An exact reproduction of the records is required, with all images left out.

══════════

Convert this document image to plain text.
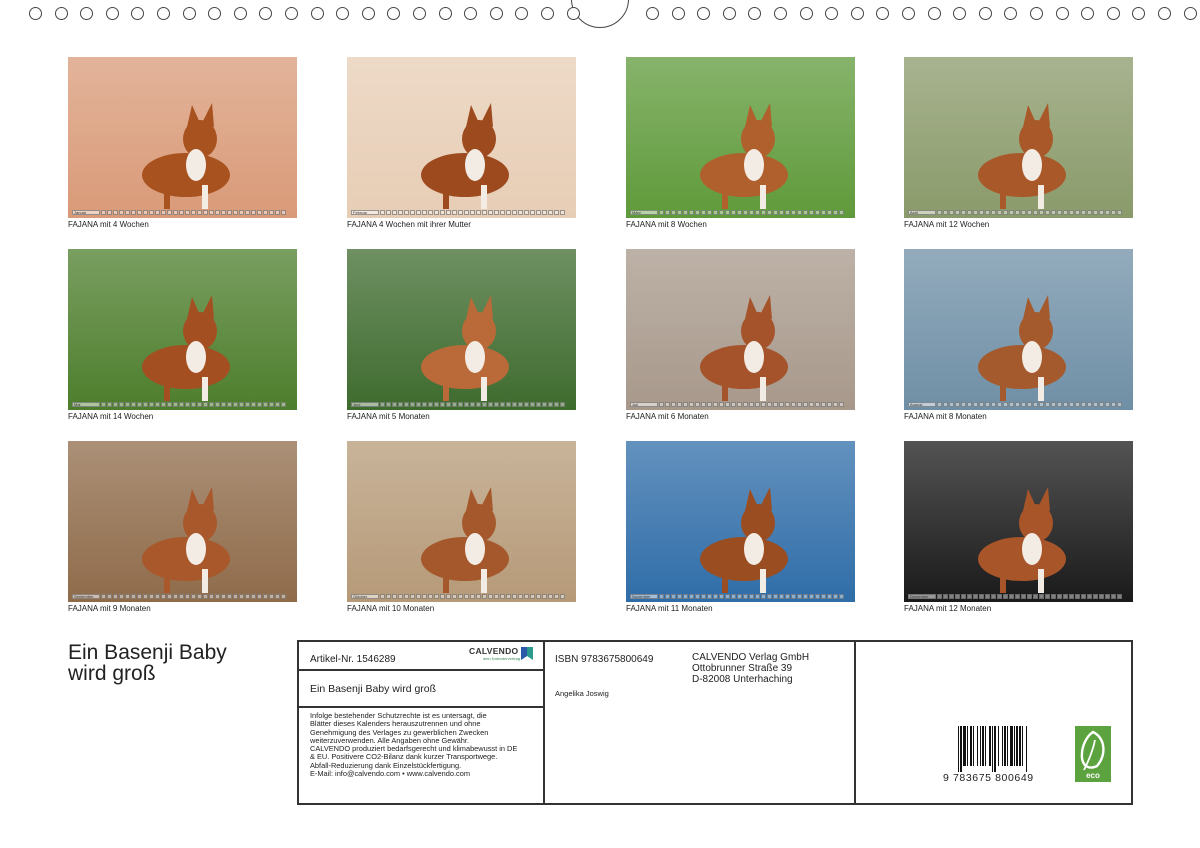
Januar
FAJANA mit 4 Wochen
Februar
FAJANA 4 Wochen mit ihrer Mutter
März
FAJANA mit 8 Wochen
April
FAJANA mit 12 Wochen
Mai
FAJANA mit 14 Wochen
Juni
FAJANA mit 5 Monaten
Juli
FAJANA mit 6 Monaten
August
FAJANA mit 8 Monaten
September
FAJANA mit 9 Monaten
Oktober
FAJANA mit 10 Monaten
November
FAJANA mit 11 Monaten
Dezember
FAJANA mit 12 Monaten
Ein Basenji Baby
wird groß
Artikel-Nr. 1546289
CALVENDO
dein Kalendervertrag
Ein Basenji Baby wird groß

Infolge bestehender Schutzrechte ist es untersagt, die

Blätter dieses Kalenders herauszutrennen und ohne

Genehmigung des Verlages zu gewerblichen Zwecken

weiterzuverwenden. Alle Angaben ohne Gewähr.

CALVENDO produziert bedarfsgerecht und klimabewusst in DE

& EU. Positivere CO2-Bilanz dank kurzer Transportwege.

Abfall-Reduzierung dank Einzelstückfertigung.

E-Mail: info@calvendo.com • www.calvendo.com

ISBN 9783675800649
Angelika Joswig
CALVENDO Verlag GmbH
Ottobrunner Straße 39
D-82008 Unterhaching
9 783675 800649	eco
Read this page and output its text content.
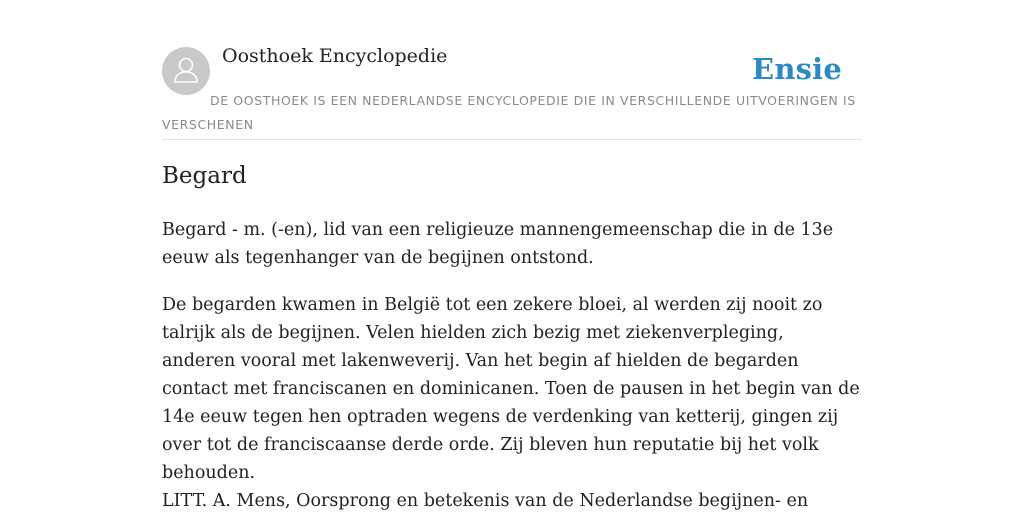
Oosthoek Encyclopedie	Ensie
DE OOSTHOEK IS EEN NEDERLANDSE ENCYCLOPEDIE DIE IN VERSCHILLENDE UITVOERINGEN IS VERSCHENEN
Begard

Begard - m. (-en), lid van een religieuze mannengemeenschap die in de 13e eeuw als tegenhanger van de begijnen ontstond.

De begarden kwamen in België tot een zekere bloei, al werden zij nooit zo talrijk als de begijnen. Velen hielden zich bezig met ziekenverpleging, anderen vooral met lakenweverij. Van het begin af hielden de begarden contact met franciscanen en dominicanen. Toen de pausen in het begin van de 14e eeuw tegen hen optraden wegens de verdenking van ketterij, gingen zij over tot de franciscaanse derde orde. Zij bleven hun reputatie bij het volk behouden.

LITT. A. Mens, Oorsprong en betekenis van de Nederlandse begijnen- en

══════════

Problem solution:
Convert this document image to plain text.
Januar
FAJANA mit 4 Wochen
Februar
FAJANA 4 Wochen mit ihrer Mutter
März
FAJANA mit 8 Wochen
April
FAJANA mit 12 Wochen
Mai
FAJANA mit 14 Wochen
Juni
FAJANA mit 5 Monaten
Juli
FAJANA mit 6 Monaten
August
FAJANA mit 8 Monaten
September
FAJANA mit 9 Monaten
Oktober
FAJANA mit 10 Monaten
November
FAJANA mit 11 Monaten
Dezember
FAJANA mit 12 Monaten
Ein Basenji Baby
wird groß
Artikel-Nr. 1546289
CALVENDO
dein Kalendervertrag
Ein Basenji Baby wird groß

Infolge bestehender Schutzrechte ist es untersagt, die

Blätter dieses Kalenders herauszutrennen und ohne

Genehmigung des Verlages zu gewerblichen Zwecken

weiterzuverwenden. Alle Angaben ohne Gewähr.

CALVENDO produziert bedarfsgerecht und klimabewusst in DE

& EU. Positivere CO2-Bilanz dank kurzer Transportwege.

Abfall-Reduzierung dank Einzelstückfertigung.

E-Mail: info@calvendo.com • www.calvendo.com

ISBN 9783675800649
Angelika Joswig
CALVENDO Verlag GmbH
Ottobrunner Straße 39
D-82008 Unterhaching
9 783675 800649	eco
Read this page and output its text content.
Oosthoek Encyclopedie	Ensie
DE OOSTHOEK IS EEN NEDERLANDSE ENCYCLOPEDIE DIE IN VERSCHILLENDE UITVOERINGEN IS VERSCHENEN
Begard

Begard - m. (-en), lid van een religieuze mannengemeenschap die in de 13e eeuw als tegenhanger van de begijnen ontstond.

De begarden kwamen in België tot een zekere bloei, al werden zij nooit zo talrijk als de begijnen. Velen hielden zich bezig met ziekenverpleging, anderen vooral met lakenweverij. Van het begin af hielden de begarden contact met franciscanen en dominicanen. Toen de pausen in het begin van de 14e eeuw tegen hen optraden wegens de verdenking van ketterij, gingen zij over tot de franciscaanse derde orde. Zij bleven hun reputatie bij het volk behouden.

LITT. A. Mens, Oorsprong en betekenis van de Nederlandse begijnen- en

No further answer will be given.